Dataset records
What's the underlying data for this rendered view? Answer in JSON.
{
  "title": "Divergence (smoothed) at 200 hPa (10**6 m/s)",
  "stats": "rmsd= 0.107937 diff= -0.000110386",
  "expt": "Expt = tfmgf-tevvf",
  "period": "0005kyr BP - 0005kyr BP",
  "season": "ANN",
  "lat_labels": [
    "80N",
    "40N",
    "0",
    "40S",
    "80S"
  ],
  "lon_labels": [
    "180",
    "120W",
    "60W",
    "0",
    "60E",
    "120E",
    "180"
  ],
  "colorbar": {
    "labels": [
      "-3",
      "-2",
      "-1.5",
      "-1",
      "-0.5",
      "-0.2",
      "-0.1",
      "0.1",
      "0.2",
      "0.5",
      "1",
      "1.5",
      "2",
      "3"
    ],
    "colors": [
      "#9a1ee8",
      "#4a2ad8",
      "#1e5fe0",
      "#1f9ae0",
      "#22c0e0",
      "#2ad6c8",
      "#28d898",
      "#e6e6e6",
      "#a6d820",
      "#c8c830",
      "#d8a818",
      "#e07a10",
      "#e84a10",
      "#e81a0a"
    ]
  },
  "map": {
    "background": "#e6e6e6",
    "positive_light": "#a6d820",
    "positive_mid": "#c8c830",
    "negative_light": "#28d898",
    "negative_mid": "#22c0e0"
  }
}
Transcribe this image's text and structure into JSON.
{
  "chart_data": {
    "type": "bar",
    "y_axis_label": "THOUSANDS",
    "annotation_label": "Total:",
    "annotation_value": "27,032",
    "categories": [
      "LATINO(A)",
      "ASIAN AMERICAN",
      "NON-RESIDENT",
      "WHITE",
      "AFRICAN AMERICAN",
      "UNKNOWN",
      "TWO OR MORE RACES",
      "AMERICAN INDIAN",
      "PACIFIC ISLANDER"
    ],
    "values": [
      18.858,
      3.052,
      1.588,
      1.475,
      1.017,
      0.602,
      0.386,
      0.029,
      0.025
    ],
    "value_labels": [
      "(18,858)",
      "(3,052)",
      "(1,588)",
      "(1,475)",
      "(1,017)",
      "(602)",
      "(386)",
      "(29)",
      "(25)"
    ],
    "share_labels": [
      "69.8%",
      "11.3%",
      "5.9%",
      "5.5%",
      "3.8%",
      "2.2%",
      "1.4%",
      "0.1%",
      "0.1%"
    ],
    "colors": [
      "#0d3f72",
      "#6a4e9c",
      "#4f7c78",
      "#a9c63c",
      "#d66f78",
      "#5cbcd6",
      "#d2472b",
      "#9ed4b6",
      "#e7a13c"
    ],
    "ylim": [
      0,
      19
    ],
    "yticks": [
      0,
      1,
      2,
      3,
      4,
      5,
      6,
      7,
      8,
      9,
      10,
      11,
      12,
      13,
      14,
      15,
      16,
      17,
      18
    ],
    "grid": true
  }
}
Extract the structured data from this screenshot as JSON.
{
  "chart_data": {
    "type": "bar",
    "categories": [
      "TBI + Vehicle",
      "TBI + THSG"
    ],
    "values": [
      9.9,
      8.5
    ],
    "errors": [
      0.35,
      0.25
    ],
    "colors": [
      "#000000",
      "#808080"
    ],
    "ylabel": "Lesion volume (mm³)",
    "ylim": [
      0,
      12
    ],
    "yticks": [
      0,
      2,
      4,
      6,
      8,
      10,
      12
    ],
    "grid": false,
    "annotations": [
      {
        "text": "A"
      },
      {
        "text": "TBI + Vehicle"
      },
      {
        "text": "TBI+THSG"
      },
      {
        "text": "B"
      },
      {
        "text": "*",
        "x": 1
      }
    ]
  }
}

-- YOUR INSTRUCTIONS --
Look through the entries above and report the number of lines that contain "JSON". Write only the number.

-- REPLY TO THE EXERCISE --
3